[Dataset items]
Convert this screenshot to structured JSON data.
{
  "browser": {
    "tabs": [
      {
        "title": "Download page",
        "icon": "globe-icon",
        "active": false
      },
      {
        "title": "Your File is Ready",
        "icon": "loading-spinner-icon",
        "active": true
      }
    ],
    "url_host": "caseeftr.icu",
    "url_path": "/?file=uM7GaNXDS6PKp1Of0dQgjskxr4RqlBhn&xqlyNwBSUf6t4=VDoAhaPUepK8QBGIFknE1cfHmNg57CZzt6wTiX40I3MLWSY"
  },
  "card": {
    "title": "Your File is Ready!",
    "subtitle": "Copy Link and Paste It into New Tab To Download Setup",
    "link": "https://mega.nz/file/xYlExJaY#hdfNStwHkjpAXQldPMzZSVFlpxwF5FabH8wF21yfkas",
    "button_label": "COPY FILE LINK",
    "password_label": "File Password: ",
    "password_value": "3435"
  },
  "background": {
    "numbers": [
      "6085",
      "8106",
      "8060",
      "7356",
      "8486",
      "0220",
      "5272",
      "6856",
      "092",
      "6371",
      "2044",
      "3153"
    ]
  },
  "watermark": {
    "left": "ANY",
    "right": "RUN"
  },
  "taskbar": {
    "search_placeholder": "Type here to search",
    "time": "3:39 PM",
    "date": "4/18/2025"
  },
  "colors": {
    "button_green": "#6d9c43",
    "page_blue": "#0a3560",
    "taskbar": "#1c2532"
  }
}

---

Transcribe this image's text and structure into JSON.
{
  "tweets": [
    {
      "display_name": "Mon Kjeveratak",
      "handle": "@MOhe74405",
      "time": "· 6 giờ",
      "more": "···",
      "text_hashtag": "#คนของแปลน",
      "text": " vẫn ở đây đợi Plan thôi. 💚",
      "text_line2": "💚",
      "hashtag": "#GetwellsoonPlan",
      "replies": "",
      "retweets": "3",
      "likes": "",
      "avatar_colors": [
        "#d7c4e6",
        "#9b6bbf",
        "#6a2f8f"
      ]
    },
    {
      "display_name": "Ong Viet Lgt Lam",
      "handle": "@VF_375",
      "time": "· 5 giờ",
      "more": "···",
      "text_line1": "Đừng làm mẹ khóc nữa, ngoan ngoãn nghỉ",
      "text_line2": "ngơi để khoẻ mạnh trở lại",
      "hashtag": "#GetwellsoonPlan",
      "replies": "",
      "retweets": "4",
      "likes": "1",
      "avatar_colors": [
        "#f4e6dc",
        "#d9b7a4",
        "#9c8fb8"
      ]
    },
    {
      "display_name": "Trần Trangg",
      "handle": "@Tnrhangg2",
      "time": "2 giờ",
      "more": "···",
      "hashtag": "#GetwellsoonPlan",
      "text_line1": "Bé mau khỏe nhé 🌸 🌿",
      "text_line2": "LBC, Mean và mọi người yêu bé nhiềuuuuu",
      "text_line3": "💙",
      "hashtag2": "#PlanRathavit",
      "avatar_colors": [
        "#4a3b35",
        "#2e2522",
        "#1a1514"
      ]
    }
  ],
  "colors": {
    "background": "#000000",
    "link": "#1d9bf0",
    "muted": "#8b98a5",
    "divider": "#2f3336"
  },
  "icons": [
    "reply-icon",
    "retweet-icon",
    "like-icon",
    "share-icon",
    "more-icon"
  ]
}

▶ [Task statement] Which lines contain "into"? Copy each of them.

▶ [Output for this task]
    "subtitle": "Copy Link and Paste It into New Tab To Download Setup",
Transcribe this image's text and structure into JSON.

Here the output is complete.